▶ [EXERCISE DIRECTIONS]: Note each line that includes the word "soft". Copy those lines.

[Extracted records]
+++

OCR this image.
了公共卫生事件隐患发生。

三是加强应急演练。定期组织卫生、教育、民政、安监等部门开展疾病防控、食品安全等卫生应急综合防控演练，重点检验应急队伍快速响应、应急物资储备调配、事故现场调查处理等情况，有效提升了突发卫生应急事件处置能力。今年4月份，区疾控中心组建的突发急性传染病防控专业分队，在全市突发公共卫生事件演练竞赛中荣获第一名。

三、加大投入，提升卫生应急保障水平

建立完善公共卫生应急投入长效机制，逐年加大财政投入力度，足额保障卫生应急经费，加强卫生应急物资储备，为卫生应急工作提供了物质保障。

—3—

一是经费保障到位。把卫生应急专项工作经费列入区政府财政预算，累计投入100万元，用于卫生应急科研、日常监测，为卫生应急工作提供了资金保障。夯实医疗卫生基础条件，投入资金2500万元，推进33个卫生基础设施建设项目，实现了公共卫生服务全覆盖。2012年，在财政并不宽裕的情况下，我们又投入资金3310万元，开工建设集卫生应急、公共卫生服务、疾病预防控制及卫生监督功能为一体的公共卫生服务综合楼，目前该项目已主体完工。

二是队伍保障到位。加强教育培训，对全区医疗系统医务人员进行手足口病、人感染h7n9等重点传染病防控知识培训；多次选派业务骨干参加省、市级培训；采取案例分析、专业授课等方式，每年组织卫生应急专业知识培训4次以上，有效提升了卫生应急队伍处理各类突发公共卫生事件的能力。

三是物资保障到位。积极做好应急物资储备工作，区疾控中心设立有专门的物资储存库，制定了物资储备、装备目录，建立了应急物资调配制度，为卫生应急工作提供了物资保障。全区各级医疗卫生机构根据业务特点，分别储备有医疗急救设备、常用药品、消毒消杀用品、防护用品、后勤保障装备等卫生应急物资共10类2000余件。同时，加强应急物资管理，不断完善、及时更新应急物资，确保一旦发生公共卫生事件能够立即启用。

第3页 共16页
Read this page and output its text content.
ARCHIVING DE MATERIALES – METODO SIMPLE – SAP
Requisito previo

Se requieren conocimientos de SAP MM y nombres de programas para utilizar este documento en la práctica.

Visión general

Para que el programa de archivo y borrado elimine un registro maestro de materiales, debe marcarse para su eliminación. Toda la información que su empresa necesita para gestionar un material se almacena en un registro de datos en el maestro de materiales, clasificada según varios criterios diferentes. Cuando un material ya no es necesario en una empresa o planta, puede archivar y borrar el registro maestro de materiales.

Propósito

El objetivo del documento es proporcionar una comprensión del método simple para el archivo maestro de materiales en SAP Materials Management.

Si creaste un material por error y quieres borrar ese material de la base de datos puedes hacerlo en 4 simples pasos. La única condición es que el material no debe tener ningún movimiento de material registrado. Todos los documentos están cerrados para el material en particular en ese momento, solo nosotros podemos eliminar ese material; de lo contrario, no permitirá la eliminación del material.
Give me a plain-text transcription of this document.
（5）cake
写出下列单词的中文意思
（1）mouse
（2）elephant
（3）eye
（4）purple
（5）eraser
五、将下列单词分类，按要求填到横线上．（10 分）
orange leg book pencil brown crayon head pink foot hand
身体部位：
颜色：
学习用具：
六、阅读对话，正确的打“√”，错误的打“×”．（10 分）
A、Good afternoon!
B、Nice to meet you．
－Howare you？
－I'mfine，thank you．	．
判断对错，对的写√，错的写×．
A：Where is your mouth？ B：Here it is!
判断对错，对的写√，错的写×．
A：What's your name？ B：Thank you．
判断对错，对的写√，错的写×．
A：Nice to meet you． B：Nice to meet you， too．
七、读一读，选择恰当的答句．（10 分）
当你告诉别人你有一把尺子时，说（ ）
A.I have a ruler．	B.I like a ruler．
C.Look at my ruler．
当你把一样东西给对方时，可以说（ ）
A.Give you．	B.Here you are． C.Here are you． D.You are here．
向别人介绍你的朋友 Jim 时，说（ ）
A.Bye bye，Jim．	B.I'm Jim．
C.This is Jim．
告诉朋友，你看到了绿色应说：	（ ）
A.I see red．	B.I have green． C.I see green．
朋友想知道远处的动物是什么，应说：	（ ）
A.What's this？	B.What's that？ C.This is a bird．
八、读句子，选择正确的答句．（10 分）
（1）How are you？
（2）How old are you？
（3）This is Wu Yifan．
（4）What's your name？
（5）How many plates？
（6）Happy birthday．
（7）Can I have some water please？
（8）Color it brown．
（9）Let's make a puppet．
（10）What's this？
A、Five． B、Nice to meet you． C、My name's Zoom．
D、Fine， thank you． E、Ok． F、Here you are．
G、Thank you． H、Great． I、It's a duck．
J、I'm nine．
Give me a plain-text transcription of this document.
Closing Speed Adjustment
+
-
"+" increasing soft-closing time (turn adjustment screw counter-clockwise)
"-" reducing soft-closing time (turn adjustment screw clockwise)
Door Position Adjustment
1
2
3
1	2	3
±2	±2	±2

+++

▶ [TASK RESPONSE]:
"+" increasing soft-closing time (turn adjustment screw counter-clockwise)
"-" reducing soft-closing time (turn adjustment screw clockwise)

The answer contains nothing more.